Hace unos días, mientras la ciudad aún dormía —incluidos los “maestros” en sus tiendas de campaña apiñadas en el Zócalo—, mi amiga y yo conversábamos de todo y nada mientras nos dirigíamos al Archivo Histórico de la Ciudad, donde se exhibe la majestuosa y abollada cabeza dorada del Ángel de la Independencia, caída desde las alturas en el temblor del 57.

Al final del Portal de los Evangelistas, en la Plaza de Santo Domingo, doblando a la derecha, un portón antiguo, carcomido y abierto en par, nos revelaba una postal urbana: penumbra envolviendo arcos y columnas de aire romano asfixiadas por una maraña imposible de cablerío, y al fondo, resaltando de un muro que alguna vez fue verde o azul, la imagen inconfundible de la Guadalupana. Nos detuvimos a tomar una foto y pensé en asomarme, aunque fuera un poco, pero no estaba segura de que a mi amiga le parecería bien la idea. Al ver su expresión fue evidente que pensaba lo mismo y se preguntaba lo mismo. Dios las hace…

Avanzamos apenas unos metros cuando dos siluetas nos salieron al paso: unos muchachitos recién bañados y arreglados, con el pelo entre húmedo y engominado, vestidos de negro absoluto y en edad de creerse amos del mundo, nos saludaron con desparpajo:

— Pasen, no pasa nada, pueden conocer, suban, adelante.

— Gracias, ¿ustedes saben qué fue este edificio cuando lo construyeron?

No alcanzaron a escuchar, tendrían prisa por pisar las calles de domingo.

Datos de segmentación de página:
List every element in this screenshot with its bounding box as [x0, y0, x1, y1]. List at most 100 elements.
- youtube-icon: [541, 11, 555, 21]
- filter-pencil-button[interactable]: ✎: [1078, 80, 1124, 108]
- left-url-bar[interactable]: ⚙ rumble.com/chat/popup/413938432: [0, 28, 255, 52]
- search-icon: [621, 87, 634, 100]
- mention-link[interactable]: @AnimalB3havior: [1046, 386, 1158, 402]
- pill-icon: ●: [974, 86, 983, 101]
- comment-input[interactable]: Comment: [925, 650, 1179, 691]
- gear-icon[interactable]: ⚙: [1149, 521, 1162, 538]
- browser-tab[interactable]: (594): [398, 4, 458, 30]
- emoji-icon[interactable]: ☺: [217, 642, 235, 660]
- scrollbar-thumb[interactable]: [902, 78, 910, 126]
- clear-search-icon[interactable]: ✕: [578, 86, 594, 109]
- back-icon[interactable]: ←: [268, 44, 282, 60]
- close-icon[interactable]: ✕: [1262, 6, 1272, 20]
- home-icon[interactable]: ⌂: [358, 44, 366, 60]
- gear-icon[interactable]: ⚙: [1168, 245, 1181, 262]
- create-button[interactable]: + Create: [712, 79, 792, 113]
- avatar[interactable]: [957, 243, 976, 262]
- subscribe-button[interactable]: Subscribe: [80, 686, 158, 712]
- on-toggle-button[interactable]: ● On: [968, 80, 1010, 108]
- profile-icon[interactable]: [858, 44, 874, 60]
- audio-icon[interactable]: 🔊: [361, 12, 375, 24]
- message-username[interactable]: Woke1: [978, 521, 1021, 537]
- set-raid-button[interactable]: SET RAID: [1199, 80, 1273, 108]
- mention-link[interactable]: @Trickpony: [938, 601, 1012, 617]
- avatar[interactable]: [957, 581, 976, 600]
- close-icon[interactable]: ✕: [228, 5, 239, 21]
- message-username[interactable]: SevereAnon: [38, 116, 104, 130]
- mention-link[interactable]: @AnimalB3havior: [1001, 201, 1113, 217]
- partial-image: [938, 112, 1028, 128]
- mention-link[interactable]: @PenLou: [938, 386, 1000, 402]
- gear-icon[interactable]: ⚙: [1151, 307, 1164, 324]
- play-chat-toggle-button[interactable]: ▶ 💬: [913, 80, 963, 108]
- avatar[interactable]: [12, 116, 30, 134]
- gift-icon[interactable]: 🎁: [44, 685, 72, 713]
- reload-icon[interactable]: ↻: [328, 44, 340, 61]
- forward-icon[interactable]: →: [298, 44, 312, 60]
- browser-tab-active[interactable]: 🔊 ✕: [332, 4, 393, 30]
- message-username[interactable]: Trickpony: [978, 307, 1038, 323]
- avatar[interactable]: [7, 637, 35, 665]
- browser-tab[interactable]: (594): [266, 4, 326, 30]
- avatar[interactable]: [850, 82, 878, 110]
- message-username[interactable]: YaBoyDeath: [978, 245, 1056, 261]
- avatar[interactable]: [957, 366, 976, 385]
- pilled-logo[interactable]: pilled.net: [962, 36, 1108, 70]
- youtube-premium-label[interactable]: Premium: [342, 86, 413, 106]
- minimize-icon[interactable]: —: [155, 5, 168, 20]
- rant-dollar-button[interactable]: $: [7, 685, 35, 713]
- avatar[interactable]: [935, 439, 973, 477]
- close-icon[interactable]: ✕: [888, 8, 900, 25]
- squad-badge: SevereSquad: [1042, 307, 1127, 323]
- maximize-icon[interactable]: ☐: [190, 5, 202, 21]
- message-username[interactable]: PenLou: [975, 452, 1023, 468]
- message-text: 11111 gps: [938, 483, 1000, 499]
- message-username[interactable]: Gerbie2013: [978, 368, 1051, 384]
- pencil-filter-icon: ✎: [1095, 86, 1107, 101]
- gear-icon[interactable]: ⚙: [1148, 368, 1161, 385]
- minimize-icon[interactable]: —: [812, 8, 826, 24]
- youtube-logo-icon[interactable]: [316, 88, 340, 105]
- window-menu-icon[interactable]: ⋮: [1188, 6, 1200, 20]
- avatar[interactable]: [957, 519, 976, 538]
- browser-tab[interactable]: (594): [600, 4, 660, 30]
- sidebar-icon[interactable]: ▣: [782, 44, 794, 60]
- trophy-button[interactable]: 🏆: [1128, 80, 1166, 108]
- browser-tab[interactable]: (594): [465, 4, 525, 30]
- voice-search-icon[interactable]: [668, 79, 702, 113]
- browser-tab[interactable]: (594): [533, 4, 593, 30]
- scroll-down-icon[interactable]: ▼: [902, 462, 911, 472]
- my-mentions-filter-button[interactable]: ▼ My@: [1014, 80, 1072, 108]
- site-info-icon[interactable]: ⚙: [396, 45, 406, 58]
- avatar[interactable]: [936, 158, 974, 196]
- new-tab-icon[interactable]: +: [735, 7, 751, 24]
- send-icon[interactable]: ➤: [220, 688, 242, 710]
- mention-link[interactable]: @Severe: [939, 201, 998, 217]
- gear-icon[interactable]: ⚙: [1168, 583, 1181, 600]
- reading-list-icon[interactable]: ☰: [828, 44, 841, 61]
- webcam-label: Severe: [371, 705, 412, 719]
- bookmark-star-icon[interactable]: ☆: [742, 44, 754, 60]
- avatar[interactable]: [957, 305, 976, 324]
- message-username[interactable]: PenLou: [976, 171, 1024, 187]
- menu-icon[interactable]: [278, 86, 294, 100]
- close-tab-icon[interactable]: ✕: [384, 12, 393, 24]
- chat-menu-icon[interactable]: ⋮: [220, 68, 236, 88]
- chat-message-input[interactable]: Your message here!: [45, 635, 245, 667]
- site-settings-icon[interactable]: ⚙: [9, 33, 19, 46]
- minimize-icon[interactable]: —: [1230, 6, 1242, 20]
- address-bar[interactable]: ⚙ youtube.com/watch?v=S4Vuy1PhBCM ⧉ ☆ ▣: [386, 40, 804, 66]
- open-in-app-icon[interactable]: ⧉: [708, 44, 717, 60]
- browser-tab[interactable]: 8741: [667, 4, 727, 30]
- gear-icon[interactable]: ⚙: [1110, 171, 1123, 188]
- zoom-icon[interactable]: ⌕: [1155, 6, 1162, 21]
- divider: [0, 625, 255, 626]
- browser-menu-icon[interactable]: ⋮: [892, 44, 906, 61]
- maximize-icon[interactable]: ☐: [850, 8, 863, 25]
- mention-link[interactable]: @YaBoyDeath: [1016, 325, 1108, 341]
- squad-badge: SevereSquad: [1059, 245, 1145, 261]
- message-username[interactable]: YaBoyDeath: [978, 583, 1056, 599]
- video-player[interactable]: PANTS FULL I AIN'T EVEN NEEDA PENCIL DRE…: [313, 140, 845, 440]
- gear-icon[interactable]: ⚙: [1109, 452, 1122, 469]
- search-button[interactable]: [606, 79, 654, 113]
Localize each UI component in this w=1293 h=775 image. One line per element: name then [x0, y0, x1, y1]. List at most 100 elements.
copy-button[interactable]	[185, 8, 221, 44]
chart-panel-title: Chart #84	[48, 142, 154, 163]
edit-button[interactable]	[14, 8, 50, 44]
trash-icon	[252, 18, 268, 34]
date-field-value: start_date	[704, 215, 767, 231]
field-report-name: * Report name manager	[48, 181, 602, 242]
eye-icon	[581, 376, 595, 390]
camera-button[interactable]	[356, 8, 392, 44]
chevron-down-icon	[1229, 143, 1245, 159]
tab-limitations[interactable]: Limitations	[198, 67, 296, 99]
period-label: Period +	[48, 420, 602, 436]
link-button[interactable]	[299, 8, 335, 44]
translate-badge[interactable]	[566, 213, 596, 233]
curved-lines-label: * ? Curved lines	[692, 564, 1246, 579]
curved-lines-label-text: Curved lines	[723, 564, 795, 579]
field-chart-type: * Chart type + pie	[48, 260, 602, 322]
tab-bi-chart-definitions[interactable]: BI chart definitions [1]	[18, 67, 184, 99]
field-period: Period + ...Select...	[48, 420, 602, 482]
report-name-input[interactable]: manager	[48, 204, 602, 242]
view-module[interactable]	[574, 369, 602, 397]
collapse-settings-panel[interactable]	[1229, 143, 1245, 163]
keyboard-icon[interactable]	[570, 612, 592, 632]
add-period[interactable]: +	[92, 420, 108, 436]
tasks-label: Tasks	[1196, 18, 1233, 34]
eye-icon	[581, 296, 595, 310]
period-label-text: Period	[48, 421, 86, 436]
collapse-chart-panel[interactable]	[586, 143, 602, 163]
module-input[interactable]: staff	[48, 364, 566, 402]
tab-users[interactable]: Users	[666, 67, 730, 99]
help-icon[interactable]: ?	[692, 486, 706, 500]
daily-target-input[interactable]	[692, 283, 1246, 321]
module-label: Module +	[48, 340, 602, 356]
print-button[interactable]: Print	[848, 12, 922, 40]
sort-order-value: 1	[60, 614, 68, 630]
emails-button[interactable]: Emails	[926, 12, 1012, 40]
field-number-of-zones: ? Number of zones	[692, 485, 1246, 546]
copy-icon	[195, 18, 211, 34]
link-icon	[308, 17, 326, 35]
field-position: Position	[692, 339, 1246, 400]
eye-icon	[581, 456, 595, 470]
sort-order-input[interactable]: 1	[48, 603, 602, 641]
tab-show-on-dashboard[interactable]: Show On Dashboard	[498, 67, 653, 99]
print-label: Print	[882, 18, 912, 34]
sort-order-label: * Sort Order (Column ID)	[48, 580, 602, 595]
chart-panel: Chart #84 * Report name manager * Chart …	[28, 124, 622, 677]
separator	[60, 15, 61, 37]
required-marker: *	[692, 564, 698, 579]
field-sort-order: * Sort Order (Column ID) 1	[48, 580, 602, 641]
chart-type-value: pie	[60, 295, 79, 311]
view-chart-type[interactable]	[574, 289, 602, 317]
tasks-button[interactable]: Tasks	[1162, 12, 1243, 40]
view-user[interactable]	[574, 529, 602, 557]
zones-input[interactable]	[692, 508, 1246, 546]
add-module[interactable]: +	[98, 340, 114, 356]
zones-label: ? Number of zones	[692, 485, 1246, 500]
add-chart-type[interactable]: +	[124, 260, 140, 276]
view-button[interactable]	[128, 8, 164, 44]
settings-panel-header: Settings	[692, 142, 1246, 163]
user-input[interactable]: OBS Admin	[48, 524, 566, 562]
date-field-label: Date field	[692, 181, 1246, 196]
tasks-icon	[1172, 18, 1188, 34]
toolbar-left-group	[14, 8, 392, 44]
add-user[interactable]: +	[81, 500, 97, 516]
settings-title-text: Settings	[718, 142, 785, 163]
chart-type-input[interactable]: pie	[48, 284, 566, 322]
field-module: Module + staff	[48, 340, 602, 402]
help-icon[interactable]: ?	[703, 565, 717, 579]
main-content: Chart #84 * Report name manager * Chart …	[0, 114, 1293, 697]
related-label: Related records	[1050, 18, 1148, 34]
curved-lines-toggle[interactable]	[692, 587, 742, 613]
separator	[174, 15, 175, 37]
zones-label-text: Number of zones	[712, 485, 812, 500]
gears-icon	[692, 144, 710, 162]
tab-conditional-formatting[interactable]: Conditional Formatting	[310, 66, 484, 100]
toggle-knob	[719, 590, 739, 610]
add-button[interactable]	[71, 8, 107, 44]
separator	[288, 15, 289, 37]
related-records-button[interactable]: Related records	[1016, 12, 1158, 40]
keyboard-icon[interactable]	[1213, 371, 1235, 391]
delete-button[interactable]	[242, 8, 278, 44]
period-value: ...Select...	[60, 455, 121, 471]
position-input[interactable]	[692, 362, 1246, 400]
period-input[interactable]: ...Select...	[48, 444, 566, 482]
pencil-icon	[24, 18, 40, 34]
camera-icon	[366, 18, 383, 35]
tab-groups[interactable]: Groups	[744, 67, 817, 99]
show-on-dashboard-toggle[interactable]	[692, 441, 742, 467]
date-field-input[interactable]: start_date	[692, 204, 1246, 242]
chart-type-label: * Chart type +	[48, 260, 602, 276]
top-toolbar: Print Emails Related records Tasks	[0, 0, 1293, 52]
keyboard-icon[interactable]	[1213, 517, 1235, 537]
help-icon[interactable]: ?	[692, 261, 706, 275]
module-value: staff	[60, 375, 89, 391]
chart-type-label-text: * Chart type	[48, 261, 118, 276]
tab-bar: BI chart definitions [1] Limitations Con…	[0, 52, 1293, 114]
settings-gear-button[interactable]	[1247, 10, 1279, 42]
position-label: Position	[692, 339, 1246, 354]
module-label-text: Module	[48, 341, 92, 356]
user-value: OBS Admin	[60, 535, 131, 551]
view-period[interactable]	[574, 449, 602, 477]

▶ **TAREAS POR HACER**:
• a. Transcribe del fragmento el tramo que va desde "Hace unos días, mientras" hasta "temblor del 57.".
• b. Resume el fragmento en dos oraciones.

▶ **LISTA DE SOLUCIONES**:
• a.
Hace unos días, mientras la ciudad aún dormía —incluidos los “maestros” en sus tiendas de campaña apiñadas en el Zócalo—, mi amiga y yo conversábamos de todo y nada mientras nos dirigíamos al Archivo Histórico de la Ciudad, donde se exhibe la majestuosa y abollada cabeza dorada del Ángel de la Independencia, caída desde las alturas en el temblor del 57.

• b. Mientras la ciudad aún dormía, quien narra y su amiga caminaban hacia el Archivo Histórico de la Ciudad, donde se exhibe la cabeza dorada del Ángel de la Independencia caída en el temblor del 57, y se detuvieron a tomar una foto de un portón antiguo que revelaba arcos, una maraña de cables y la imagen de la Guadalupana. Unos metros más adelante, dos muchachos vestidos de negro las invitaron a pasar y subir, pero no alcanzaron a escuchar la pregunta sobre qué fue el edificio cuando lo construyeron.